WHAT TO PRODUCE:
Write out the material exactly, leaving every picture behind.

______

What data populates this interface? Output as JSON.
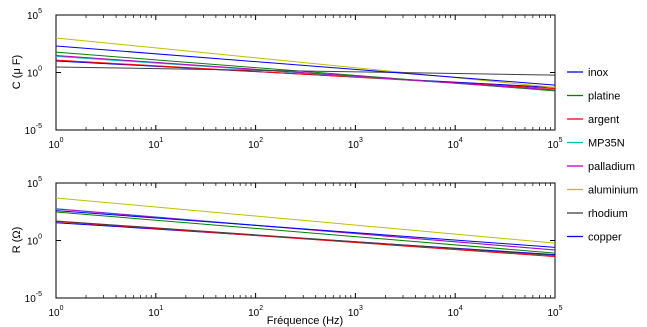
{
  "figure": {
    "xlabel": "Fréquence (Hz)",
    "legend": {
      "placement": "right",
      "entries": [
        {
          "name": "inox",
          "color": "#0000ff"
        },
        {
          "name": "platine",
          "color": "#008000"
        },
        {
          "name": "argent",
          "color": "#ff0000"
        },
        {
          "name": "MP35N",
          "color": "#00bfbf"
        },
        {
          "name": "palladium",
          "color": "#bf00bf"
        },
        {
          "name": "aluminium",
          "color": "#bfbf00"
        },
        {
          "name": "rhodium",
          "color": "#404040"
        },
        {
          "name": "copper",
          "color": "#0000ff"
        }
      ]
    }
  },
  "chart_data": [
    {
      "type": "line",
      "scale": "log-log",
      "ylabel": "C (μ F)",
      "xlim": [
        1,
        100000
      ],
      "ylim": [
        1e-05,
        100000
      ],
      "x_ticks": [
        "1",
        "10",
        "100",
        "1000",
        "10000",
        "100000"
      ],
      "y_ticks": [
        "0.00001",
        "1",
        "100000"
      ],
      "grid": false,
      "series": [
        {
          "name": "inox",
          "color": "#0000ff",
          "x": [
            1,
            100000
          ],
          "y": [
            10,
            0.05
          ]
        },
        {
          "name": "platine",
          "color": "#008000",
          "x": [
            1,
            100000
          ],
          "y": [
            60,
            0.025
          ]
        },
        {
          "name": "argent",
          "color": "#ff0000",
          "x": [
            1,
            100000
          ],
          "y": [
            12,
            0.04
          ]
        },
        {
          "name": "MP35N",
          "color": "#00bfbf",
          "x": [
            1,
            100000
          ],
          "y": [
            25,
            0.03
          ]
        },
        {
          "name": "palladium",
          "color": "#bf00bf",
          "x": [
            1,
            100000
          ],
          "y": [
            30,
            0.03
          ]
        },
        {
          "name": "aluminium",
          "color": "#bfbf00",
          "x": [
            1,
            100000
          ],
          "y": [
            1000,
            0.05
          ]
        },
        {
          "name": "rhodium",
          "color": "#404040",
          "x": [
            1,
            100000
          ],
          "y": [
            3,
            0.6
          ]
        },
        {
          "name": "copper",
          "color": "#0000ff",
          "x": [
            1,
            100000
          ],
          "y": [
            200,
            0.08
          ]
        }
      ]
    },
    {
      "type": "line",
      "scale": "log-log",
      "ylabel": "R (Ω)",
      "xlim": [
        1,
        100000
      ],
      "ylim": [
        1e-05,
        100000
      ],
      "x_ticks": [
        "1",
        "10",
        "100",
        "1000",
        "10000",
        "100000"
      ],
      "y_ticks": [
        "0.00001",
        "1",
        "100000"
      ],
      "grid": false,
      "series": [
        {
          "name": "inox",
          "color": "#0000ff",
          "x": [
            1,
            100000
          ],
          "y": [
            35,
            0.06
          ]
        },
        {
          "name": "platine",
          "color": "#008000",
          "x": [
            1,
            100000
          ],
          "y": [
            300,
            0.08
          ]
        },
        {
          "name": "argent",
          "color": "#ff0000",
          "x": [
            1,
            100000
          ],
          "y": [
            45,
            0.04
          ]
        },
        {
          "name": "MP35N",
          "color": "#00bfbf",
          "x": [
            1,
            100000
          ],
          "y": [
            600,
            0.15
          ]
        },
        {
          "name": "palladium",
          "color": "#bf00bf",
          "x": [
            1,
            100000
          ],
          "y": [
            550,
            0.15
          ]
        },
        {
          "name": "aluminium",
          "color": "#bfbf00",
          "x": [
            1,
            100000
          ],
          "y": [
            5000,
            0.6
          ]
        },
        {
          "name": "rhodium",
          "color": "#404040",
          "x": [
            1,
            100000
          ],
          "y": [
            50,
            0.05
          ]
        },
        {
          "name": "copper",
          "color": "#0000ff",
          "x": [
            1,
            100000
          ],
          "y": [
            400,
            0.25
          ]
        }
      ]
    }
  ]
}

______

RIGHT ANSWER:
What data populates this interface? Output as JSON.
{
  "figure": {
    "xlabel": "Fréquence (Hz)",
    "legend": {
      "placement": "right",
      "entries": [
        {
          "name": "inox",
          "color": "#0000ff"
        },
        {
          "name": "platine",
          "color": "#008000"
        },
        {
          "name": "argent",
          "color": "#ff0000"
        },
        {
          "name": "MP35N",
          "color": "#00bfbf"
        },
        {
          "name": "palladium",
          "color": "#bf00bf"
        },
        {
          "name": "aluminium",
          "color": "#bfbf00"
        },
        {
          "name": "rhodium",
          "color": "#404040"
        },
        {
          "name": "copper",
          "color": "#0000ff"
        }
      ]
    }
  },
  "chart_data": [
    {
      "type": "line",
      "scale": "log-log",
      "ylabel": "C (μ F)",
      "xlim": [
        1,
        100000
      ],
      "ylim": [
        1e-05,
        100000
      ],
      "x_ticks": [
        "1",
        "10",
        "100",
        "1000",
        "10000",
        "100000"
      ],
      "y_ticks": [
        "0.00001",
        "1",
        "100000"
      ],
      "grid": false,
      "series": [
        {
          "name": "inox",
          "color": "#0000ff",
          "x": [
            1,
            100000
          ],
          "y": [
            10,
            0.05
          ]
        },
        {
          "name": "platine",
          "color": "#008000",
          "x": [
            1,
            100000
          ],
          "y": [
            60,
            0.025
          ]
        },
        {
          "name": "argent",
          "color": "#ff0000",
          "x": [
            1,
            100000
          ],
          "y": [
            12,
            0.04
          ]
        },
        {
          "name": "MP35N",
          "color": "#00bfbf",
          "x": [
            1,
            100000
          ],
          "y": [
            25,
            0.03
          ]
        },
        {
          "name": "palladium",
          "color": "#bf00bf",
          "x": [
            1,
            100000
          ],
          "y": [
            30,
            0.03
          ]
        },
        {
          "name": "aluminium",
          "color": "#bfbf00",
          "x": [
            1,
            100000
          ],
          "y": [
            1000,
            0.05
          ]
        },
        {
          "name": "rhodium",
          "color": "#404040",
          "x": [
            1,
            100000
          ],
          "y": [
            3,
            0.6
          ]
        },
        {
          "name": "copper",
          "color": "#0000ff",
          "x": [
            1,
            100000
          ],
          "y": [
            200,
            0.08
          ]
        }
      ]
    },
    {
      "type": "line",
      "scale": "log-log",
      "ylabel": "R (Ω)",
      "xlim": [
        1,
        100000
      ],
      "ylim": [
        1e-05,
        100000
      ],
      "x_ticks": [
        "1",
        "10",
        "100",
        "1000",
        "10000",
        "100000"
      ],
      "y_ticks": [
        "0.00001",
        "1",
        "100000"
      ],
      "grid": false,
      "series": [
        {
          "name": "inox",
          "color": "#0000ff",
          "x": [
            1,
            100000
          ],
          "y": [
            35,
            0.06
          ]
        },
        {
          "name": "platine",
          "color": "#008000",
          "x": [
            1,
            100000
          ],
          "y": [
            300,
            0.08
          ]
        },
        {
          "name": "argent",
          "color": "#ff0000",
          "x": [
            1,
            100000
          ],
          "y": [
            45,
            0.04
          ]
        },
        {
          "name": "MP35N",
          "color": "#00bfbf",
          "x": [
            1,
            100000
          ],
          "y": [
            600,
            0.15
          ]
        },
        {
          "name": "palladium",
          "color": "#bf00bf",
          "x": [
            1,
            100000
          ],
          "y": [
            550,
            0.15
          ]
        },
        {
          "name": "aluminium",
          "color": "#bfbf00",
          "x": [
            1,
            100000
          ],
          "y": [
            5000,
            0.6
          ]
        },
        {
          "name": "rhodium",
          "color": "#404040",
          "x": [
            1,
            100000
          ],
          "y": [
            50,
            0.05
          ]
        },
        {
          "name": "copper",
          "color": "#0000ff",
          "x": [
            1,
            100000
          ],
          "y": [
            400,
            0.25
          ]
        }
      ]
    }
  ]
}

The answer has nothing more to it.